DIRECTIVE: The answer is one number: how many lines hold the string "JSON".

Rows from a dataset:
--- BEGIN ---

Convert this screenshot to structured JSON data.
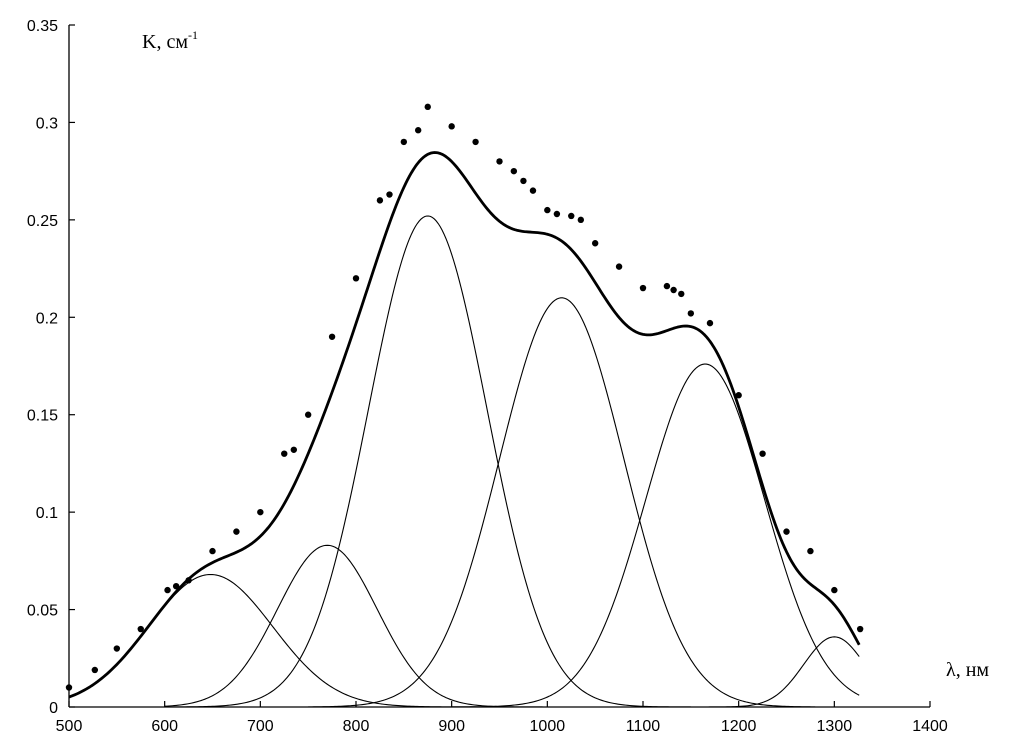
{
  "chart_data": {
    "type": "line",
    "ylabel": "K, см",
    "ylabel_sup": "-1",
    "xlabel": "λ, нм",
    "xlim": [
      500,
      1400
    ],
    "ylim": [
      0,
      0.35
    ],
    "x_ticks": [
      "500",
      "600",
      "700",
      "800",
      "900",
      "1000",
      "1100",
      "1200",
      "1300",
      "1400"
    ],
    "y_ticks": [
      "0",
      "0.05",
      "0.1",
      "0.15",
      "0.2",
      "0.25",
      "0.3",
      "0.35"
    ],
    "grid": false,
    "legend": "none",
    "series": [
      {
        "kind": "points",
        "x": [
          500,
          527,
          550,
          575,
          603,
          612,
          625,
          650,
          675,
          700,
          725,
          735,
          750,
          775,
          800,
          825,
          835,
          850,
          865,
          875,
          900,
          925,
          950,
          965,
          975,
          985,
          1000,
          1010,
          1025,
          1035,
          1050,
          1075,
          1100,
          1125,
          1132,
          1140,
          1150,
          1170,
          1200,
          1225,
          1250,
          1275,
          1300,
          1327
        ],
        "y": [
          0.01,
          0.019,
          0.03,
          0.04,
          0.06,
          0.062,
          0.065,
          0.08,
          0.09,
          0.1,
          0.13,
          0.132,
          0.15,
          0.19,
          0.22,
          0.26,
          0.263,
          0.29,
          0.296,
          0.308,
          0.298,
          0.29,
          0.28,
          0.275,
          0.27,
          0.265,
          0.255,
          0.253,
          0.252,
          0.25,
          0.238,
          0.226,
          0.215,
          0.216,
          0.214,
          0.212,
          0.202,
          0.197,
          0.16,
          0.13,
          0.09,
          0.08,
          0.06,
          0.04
        ]
      },
      {
        "kind": "fit",
        "x_range": [
          500,
          1327
        ]
      },
      {
        "kind": "gaussian",
        "center": 648,
        "amplitude": 0.068,
        "sigma": 65,
        "x_range": [
          500,
          1000
        ]
      },
      {
        "kind": "gaussian",
        "center": 770,
        "amplitude": 0.083,
        "sigma": 52,
        "x_range": [
          600,
          1000
        ]
      },
      {
        "kind": "gaussian",
        "center": 875,
        "amplitude": 0.252,
        "sigma": 62,
        "x_range": [
          600,
          1150
        ]
      },
      {
        "kind": "gaussian",
        "center": 1015,
        "amplitude": 0.21,
        "sigma": 65,
        "x_range": [
          750,
          1280
        ]
      },
      {
        "kind": "gaussian",
        "center": 1165,
        "amplitude": 0.176,
        "sigma": 62,
        "x_range": [
          900,
          1327
        ]
      },
      {
        "kind": "gaussian",
        "center": 1300,
        "amplitude": 0.036,
        "sigma": 32,
        "x_range": [
          1150,
          1327
        ]
      }
    ]
  }
}
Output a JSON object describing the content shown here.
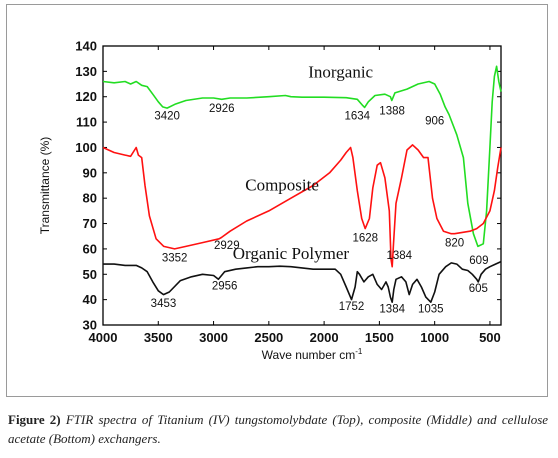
{
  "chart_data": {
    "type": "line",
    "xlabel": "Wave number cm",
    "xlabel_sup": "-1",
    "ylabel": "Transmittance (%)",
    "xlim": [
      4000,
      400
    ],
    "ylim": [
      30,
      140
    ],
    "x_ticks": [
      4000,
      3500,
      3000,
      2500,
      2000,
      1500,
      1000,
      500
    ],
    "y_ticks": [
      30,
      40,
      50,
      60,
      70,
      80,
      90,
      100,
      110,
      120,
      130,
      140
    ],
    "series": [
      {
        "name": "Inorganic",
        "color": "#22dd22",
        "label_pos": [
          1850,
          127.5
        ],
        "points": [
          [
            4000,
            126
          ],
          [
            3900,
            125.5
          ],
          [
            3800,
            126
          ],
          [
            3750,
            125
          ],
          [
            3700,
            126
          ],
          [
            3650,
            124.5
          ],
          [
            3600,
            124
          ],
          [
            3550,
            121
          ],
          [
            3500,
            118
          ],
          [
            3460,
            116
          ],
          [
            3420,
            115.5
          ],
          [
            3350,
            117
          ],
          [
            3250,
            118.5
          ],
          [
            3100,
            119.5
          ],
          [
            3000,
            119.5
          ],
          [
            2926,
            119
          ],
          [
            2850,
            119.5
          ],
          [
            2700,
            119.5
          ],
          [
            2500,
            120
          ],
          [
            2350,
            120.5
          ],
          [
            2300,
            120
          ],
          [
            2200,
            119.8
          ],
          [
            2000,
            119.8
          ],
          [
            1800,
            119.6
          ],
          [
            1700,
            119
          ],
          [
            1650,
            116.5
          ],
          [
            1634,
            115.8
          ],
          [
            1600,
            118
          ],
          [
            1540,
            120.5
          ],
          [
            1450,
            121
          ],
          [
            1400,
            120
          ],
          [
            1388,
            118.5
          ],
          [
            1360,
            121.5
          ],
          [
            1250,
            123
          ],
          [
            1150,
            125
          ],
          [
            1050,
            126
          ],
          [
            1000,
            125
          ],
          [
            950,
            121
          ],
          [
            906,
            116
          ],
          [
            870,
            113
          ],
          [
            800,
            105
          ],
          [
            740,
            96
          ],
          [
            700,
            78
          ],
          [
            650,
            66
          ],
          [
            609,
            61
          ],
          [
            560,
            62
          ],
          [
            530,
            75
          ],
          [
            500,
            100
          ],
          [
            480,
            118
          ],
          [
            460,
            128
          ],
          [
            440,
            132
          ],
          [
            420,
            126
          ],
          [
            400,
            122
          ]
        ],
        "annotations": [
          {
            "text": "3420",
            "x": 3420,
            "y": 111
          },
          {
            "text": "2926",
            "x": 2926,
            "y": 114
          },
          {
            "text": "1634",
            "x": 1700,
            "y": 111
          },
          {
            "text": "1388",
            "x": 1385,
            "y": 113
          },
          {
            "text": "906",
            "x": 1000,
            "y": 109
          },
          {
            "text": "609",
            "x": 600,
            "y": 54
          }
        ]
      },
      {
        "name": "Composite",
        "color": "#ff1111",
        "label_pos": [
          2380,
          83
        ],
        "points": [
          [
            4000,
            100
          ],
          [
            3900,
            98
          ],
          [
            3800,
            97
          ],
          [
            3750,
            96.5
          ],
          [
            3700,
            100
          ],
          [
            3680,
            97
          ],
          [
            3650,
            96
          ],
          [
            3620,
            85
          ],
          [
            3580,
            73
          ],
          [
            3520,
            64
          ],
          [
            3450,
            61
          ],
          [
            3352,
            60
          ],
          [
            3250,
            61
          ],
          [
            3100,
            62.5
          ],
          [
            2950,
            64
          ],
          [
            2929,
            64.5
          ],
          [
            2850,
            67
          ],
          [
            2700,
            71
          ],
          [
            2500,
            75
          ],
          [
            2300,
            80
          ],
          [
            2100,
            85
          ],
          [
            1950,
            90
          ],
          [
            1850,
            95
          ],
          [
            1800,
            98
          ],
          [
            1760,
            100
          ],
          [
            1740,
            96
          ],
          [
            1700,
            83
          ],
          [
            1660,
            72
          ],
          [
            1628,
            68
          ],
          [
            1590,
            72
          ],
          [
            1560,
            84
          ],
          [
            1520,
            93
          ],
          [
            1490,
            94
          ],
          [
            1450,
            88
          ],
          [
            1410,
            75
          ],
          [
            1395,
            56
          ],
          [
            1384,
            53
          ],
          [
            1372,
            62
          ],
          [
            1350,
            78
          ],
          [
            1300,
            88
          ],
          [
            1250,
            99
          ],
          [
            1200,
            101
          ],
          [
            1150,
            99
          ],
          [
            1100,
            96
          ],
          [
            1060,
            96
          ],
          [
            1020,
            80
          ],
          [
            980,
            72
          ],
          [
            920,
            67
          ],
          [
            850,
            66
          ],
          [
            820,
            66
          ],
          [
            750,
            66.5
          ],
          [
            680,
            67
          ],
          [
            620,
            68
          ],
          [
            560,
            70
          ],
          [
            500,
            75
          ],
          [
            460,
            83
          ],
          [
            430,
            92
          ],
          [
            400,
            100
          ]
        ],
        "annotations": [
          {
            "text": "3352",
            "x": 3352,
            "y": 55
          },
          {
            "text": "2929",
            "x": 2880,
            "y": 60
          },
          {
            "text": "1628",
            "x": 1628,
            "y": 63
          },
          {
            "text": "1384",
            "x": 1320,
            "y": 56
          },
          {
            "text": "820",
            "x": 820,
            "y": 61
          }
        ]
      },
      {
        "name": "Organic Polymer",
        "color": "#111111",
        "label_pos": [
          2300,
          56
        ],
        "points": [
          [
            4000,
            54
          ],
          [
            3900,
            54
          ],
          [
            3800,
            53.5
          ],
          [
            3700,
            53.5
          ],
          [
            3650,
            52.5
          ],
          [
            3600,
            51
          ],
          [
            3550,
            47
          ],
          [
            3500,
            43.5
          ],
          [
            3453,
            42
          ],
          [
            3400,
            43
          ],
          [
            3300,
            47.5
          ],
          [
            3200,
            49
          ],
          [
            3100,
            50
          ],
          [
            3000,
            49.5
          ],
          [
            2956,
            48
          ],
          [
            2900,
            51
          ],
          [
            2800,
            52
          ],
          [
            2700,
            52.5
          ],
          [
            2600,
            53
          ],
          [
            2500,
            53
          ],
          [
            2400,
            53.2
          ],
          [
            2300,
            53
          ],
          [
            2200,
            52.5
          ],
          [
            2100,
            52
          ],
          [
            2000,
            52
          ],
          [
            1900,
            52
          ],
          [
            1850,
            50
          ],
          [
            1800,
            45
          ],
          [
            1752,
            40
          ],
          [
            1720,
            45
          ],
          [
            1700,
            51
          ],
          [
            1680,
            50
          ],
          [
            1640,
            47
          ],
          [
            1600,
            49
          ],
          [
            1560,
            50
          ],
          [
            1520,
            46
          ],
          [
            1480,
            44
          ],
          [
            1440,
            47
          ],
          [
            1420,
            45
          ],
          [
            1400,
            41
          ],
          [
            1384,
            39
          ],
          [
            1370,
            44
          ],
          [
            1350,
            48
          ],
          [
            1300,
            49
          ],
          [
            1260,
            47
          ],
          [
            1230,
            42
          ],
          [
            1200,
            46
          ],
          [
            1160,
            48
          ],
          [
            1120,
            45
          ],
          [
            1080,
            41
          ],
          [
            1035,
            39
          ],
          [
            1000,
            43
          ],
          [
            960,
            50
          ],
          [
            900,
            53
          ],
          [
            850,
            54.5
          ],
          [
            800,
            54
          ],
          [
            750,
            52
          ],
          [
            700,
            51.5
          ],
          [
            660,
            50
          ],
          [
            620,
            48
          ],
          [
            605,
            47
          ],
          [
            580,
            50
          ],
          [
            540,
            52
          ],
          [
            500,
            53
          ],
          [
            450,
            54
          ],
          [
            400,
            55
          ]
        ],
        "annotations": [
          {
            "text": "3453",
            "x": 3453,
            "y": 37
          },
          {
            "text": "2956",
            "x": 2900,
            "y": 44
          },
          {
            "text": "1752",
            "x": 1752,
            "y": 36
          },
          {
            "text": "1384",
            "x": 1384,
            "y": 35
          },
          {
            "text": "1035",
            "x": 1035,
            "y": 35
          },
          {
            "text": "605",
            "x": 605,
            "y": 43
          }
        ]
      }
    ]
  },
  "caption": {
    "label": "Figure 2)",
    "text": "FTIR spectra of Titanium (IV) tungstomolybdate (Top), composite (Middle) and cellulose acetate (Bottom) exchangers."
  }
}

--- END ---

THE REPLY: 2